Work request: Repeat every record exactly.

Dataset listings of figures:
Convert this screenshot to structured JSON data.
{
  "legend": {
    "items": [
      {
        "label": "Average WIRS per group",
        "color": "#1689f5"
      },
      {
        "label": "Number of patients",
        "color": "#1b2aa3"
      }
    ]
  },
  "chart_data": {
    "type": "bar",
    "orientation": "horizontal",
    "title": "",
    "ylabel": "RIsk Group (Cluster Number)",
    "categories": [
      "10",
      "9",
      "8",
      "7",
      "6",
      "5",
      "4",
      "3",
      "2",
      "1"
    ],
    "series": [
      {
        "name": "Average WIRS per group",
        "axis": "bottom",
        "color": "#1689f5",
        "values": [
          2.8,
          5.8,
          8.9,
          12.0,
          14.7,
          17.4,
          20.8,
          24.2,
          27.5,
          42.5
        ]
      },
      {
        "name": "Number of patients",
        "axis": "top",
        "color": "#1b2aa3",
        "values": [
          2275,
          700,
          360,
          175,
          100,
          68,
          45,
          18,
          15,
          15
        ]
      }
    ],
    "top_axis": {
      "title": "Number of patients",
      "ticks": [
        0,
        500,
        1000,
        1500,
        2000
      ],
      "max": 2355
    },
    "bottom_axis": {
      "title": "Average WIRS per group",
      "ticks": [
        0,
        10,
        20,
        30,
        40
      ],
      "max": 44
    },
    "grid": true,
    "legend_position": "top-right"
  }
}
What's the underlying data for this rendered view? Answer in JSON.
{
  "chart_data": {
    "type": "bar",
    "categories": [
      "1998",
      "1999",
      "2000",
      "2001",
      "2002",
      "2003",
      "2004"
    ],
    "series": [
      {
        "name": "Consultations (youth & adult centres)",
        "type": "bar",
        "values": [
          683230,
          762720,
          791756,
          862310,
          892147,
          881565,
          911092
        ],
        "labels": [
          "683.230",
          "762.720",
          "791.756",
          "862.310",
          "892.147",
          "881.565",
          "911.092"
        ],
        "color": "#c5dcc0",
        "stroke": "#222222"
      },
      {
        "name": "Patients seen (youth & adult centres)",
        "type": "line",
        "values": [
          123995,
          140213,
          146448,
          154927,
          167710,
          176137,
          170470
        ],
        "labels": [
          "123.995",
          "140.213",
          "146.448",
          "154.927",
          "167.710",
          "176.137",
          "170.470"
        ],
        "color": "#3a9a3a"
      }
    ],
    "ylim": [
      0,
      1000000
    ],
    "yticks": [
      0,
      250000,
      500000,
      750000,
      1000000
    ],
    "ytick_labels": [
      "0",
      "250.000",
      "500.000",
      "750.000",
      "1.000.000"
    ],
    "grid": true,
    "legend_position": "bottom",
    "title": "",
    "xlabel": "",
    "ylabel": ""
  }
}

Solution to the problem:
Convert this screenshot to structured JSON data.
{
  "legend": {
    "items": [
      {
        "label": "Average WIRS per group",
        "color": "#1689f5"
      },
      {
        "label": "Number of patients",
        "color": "#1b2aa3"
      }
    ]
  },
  "chart_data": {
    "type": "bar",
    "orientation": "horizontal",
    "title": "",
    "ylabel": "RIsk Group (Cluster Number)",
    "categories": [
      "10",
      "9",
      "8",
      "7",
      "6",
      "5",
      "4",
      "3",
      "2",
      "1"
    ],
    "series": [
      {
        "name": "Average WIRS per group",
        "axis": "bottom",
        "color": "#1689f5",
        "values": [
          2.8,
          5.8,
          8.9,
          12.0,
          14.7,
          17.4,
          20.8,
          24.2,
          27.5,
          42.5
        ]
      },
      {
        "name": "Number of patients",
        "axis": "top",
        "color": "#1b2aa3",
        "values": [
          2275,
          700,
          360,
          175,
          100,
          68,
          45,
          18,
          15,
          15
        ]
      }
    ],
    "top_axis": {
      "title": "Number of patients",
      "ticks": [
        0,
        500,
        1000,
        1500,
        2000
      ],
      "max": 2355
    },
    "bottom_axis": {
      "title": "Average WIRS per group",
      "ticks": [
        0,
        10,
        20,
        30,
        40
      ],
      "max": 44
    },
    "grid": true,
    "legend_position": "top-right"
  }
}
What's the underlying data for this rendered view? Answer in JSON.
{
  "chart_data": {
    "type": "bar",
    "categories": [
      "1998",
      "1999",
      "2000",
      "2001",
      "2002",
      "2003",
      "2004"
    ],
    "series": [
      {
        "name": "Consultations (youth & adult centres)",
        "type": "bar",
        "values": [
          683230,
          762720,
          791756,
          862310,
          892147,
          881565,
          911092
        ],
        "labels": [
          "683.230",
          "762.720",
          "791.756",
          "862.310",
          "892.147",
          "881.565",
          "911.092"
        ],
        "color": "#c5dcc0",
        "stroke": "#222222"
      },
      {
        "name": "Patients seen (youth & adult centres)",
        "type": "line",
        "values": [
          123995,
          140213,
          146448,
          154927,
          167710,
          176137,
          170470
        ],
        "labels": [
          "123.995",
          "140.213",
          "146.448",
          "154.927",
          "167.710",
          "176.137",
          "170.470"
        ],
        "color": "#3a9a3a"
      }
    ],
    "ylim": [
      0,
      1000000
    ],
    "yticks": [
      0,
      250000,
      500000,
      750000,
      1000000
    ],
    "ytick_labels": [
      "0",
      "250.000",
      "500.000",
      "750.000",
      "1.000.000"
    ],
    "grid": true,
    "legend_position": "bottom",
    "title": "",
    "xlabel": "",
    "ylabel": ""
  }
}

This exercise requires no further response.